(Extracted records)
╔══

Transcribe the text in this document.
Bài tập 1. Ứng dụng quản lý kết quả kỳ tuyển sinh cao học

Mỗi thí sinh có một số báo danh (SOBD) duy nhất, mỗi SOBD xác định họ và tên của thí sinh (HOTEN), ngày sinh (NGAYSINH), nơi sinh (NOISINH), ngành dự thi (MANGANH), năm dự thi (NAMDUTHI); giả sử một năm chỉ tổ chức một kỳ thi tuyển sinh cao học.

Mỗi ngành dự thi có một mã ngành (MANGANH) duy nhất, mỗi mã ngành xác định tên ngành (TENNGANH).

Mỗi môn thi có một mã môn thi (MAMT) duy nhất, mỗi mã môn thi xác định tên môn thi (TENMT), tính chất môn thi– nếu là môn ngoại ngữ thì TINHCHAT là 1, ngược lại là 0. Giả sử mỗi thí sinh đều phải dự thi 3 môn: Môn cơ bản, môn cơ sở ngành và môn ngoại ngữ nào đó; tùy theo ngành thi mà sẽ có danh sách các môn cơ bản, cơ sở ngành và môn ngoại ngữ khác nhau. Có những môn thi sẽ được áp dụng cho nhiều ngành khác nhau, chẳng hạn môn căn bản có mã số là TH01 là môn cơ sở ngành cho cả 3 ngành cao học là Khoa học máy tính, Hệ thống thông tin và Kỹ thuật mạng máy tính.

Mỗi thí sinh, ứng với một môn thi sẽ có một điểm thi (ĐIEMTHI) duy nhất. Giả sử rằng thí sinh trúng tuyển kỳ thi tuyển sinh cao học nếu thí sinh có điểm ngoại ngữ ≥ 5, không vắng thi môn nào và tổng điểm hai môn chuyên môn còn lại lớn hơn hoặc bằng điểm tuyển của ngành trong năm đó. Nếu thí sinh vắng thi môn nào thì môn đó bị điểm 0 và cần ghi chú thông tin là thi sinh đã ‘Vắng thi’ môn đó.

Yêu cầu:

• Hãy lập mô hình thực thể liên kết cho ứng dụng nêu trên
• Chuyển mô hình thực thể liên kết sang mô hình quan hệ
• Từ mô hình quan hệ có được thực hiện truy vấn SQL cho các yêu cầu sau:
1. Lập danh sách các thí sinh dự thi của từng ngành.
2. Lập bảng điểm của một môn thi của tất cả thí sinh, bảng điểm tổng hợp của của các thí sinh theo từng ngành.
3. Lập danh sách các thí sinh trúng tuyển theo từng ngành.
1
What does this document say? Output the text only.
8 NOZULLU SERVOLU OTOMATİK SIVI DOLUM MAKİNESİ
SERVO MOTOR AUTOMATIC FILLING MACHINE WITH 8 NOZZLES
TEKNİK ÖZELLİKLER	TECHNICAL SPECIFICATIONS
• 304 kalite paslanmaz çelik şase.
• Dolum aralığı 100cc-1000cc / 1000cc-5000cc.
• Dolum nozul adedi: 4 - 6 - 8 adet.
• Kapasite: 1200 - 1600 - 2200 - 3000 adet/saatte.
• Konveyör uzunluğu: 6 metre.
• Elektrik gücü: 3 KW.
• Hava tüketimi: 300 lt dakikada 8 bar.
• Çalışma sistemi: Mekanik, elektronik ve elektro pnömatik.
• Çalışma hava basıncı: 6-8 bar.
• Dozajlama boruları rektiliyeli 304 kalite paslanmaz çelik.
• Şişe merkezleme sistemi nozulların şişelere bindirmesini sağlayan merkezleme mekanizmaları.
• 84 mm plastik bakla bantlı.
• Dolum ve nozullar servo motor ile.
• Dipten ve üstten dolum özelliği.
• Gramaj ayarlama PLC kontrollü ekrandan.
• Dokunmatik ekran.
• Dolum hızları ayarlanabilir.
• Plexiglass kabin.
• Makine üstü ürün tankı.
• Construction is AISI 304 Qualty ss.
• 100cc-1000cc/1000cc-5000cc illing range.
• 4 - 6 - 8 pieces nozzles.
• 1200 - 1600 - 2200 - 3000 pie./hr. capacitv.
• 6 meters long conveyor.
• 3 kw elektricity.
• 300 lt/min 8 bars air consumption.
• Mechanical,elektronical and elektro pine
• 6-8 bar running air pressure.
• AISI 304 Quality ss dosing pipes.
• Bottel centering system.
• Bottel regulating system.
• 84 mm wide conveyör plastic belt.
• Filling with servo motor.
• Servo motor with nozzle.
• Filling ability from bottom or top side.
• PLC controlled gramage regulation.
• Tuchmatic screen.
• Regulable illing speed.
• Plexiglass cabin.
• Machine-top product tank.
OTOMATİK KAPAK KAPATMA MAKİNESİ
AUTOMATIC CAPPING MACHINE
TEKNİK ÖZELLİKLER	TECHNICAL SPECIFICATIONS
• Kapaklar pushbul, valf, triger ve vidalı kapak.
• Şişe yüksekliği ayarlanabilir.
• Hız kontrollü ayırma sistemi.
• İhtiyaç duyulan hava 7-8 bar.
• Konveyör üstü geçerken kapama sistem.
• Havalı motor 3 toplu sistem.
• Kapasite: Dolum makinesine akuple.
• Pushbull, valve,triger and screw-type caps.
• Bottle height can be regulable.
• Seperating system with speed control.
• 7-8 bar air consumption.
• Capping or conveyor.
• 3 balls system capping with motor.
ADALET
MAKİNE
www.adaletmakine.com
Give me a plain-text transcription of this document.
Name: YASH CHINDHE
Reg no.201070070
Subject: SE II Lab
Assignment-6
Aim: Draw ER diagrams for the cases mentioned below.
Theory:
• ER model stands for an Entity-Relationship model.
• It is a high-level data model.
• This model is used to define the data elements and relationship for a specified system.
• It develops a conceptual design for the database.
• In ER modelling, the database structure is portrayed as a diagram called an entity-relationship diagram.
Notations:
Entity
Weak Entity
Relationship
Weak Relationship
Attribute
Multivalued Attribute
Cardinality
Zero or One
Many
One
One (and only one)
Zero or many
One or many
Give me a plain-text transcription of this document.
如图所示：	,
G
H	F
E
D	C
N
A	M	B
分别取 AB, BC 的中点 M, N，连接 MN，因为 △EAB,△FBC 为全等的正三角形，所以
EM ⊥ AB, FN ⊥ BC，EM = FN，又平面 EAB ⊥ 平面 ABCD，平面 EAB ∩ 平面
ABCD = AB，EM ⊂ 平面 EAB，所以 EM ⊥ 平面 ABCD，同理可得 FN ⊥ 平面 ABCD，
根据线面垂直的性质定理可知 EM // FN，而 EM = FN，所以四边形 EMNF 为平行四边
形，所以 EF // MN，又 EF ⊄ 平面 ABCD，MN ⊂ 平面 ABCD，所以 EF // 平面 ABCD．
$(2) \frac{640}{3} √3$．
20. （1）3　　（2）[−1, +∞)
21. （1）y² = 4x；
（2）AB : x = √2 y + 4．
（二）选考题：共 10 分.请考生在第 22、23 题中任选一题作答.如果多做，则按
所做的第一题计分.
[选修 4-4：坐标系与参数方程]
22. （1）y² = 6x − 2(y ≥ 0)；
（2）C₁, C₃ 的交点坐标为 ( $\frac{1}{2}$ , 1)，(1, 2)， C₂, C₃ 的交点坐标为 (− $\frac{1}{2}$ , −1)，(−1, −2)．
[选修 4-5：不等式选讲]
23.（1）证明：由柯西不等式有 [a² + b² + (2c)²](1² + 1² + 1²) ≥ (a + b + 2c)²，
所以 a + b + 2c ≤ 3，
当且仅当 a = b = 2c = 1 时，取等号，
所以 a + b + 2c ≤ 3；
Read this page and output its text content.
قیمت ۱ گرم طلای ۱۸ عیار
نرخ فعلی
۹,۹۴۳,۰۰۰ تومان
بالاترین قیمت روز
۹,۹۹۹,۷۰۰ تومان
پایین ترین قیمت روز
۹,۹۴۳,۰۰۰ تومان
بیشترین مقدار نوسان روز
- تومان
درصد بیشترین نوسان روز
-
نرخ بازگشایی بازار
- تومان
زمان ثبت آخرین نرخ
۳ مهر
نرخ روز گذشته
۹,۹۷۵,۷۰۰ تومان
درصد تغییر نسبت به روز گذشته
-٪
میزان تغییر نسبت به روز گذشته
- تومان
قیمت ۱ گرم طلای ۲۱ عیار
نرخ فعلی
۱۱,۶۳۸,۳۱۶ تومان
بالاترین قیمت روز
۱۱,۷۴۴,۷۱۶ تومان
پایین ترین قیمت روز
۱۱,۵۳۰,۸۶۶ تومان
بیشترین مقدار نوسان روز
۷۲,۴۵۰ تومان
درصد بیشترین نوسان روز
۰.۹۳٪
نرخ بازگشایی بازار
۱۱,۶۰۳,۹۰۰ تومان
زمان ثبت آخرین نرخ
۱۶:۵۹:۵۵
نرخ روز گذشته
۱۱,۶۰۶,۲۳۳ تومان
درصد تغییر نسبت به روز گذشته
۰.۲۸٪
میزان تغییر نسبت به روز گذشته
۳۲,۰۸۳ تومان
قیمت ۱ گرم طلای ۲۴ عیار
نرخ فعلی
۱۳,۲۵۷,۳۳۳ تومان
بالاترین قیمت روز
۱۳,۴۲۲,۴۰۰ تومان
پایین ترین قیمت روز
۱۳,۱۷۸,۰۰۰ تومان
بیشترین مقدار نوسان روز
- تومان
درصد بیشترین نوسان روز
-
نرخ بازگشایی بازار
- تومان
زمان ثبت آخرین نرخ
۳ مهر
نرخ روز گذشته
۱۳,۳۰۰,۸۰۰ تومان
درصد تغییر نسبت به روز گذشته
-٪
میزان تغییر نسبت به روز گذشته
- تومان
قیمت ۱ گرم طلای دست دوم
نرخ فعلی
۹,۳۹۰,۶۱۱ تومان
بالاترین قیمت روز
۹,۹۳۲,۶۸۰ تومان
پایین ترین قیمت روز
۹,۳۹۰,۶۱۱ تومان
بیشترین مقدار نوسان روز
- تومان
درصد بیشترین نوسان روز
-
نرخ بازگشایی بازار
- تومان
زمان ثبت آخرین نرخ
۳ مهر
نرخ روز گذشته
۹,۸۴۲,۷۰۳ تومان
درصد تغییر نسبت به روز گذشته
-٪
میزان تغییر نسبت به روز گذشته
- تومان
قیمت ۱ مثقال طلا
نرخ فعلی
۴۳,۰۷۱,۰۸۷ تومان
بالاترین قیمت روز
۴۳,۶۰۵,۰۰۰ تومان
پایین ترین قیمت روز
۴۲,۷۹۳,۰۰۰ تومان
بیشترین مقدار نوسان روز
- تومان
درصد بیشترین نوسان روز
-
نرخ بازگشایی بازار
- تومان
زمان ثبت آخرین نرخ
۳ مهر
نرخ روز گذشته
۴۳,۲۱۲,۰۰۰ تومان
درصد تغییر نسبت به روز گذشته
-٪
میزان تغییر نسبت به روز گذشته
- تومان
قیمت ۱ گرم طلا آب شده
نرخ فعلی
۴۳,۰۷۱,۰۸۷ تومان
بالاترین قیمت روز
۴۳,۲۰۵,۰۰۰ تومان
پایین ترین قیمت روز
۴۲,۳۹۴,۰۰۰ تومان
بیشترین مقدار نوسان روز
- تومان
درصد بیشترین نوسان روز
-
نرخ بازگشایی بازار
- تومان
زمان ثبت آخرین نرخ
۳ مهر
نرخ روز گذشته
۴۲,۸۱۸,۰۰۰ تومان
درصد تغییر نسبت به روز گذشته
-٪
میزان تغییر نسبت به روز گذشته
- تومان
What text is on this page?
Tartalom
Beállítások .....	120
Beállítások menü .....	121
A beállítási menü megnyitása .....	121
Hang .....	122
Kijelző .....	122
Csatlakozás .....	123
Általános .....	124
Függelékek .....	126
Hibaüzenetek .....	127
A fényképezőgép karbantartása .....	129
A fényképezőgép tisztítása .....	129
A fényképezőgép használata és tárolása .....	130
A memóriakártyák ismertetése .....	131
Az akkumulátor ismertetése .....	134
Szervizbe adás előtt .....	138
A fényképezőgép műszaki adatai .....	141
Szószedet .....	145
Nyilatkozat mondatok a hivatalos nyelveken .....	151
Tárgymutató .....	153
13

╚══

■ EXERCISE TASK: Identify the lines that contain the string "quan", and copy every one of them.

■ SOLUTION TO THIS EXERCISE:
• Chuyển mô hình thực thể liên kết sang mô hình quan hệ
• Từ mô hình quan hệ có được thực hiện truy vấn SQL cho các yêu cầu sau:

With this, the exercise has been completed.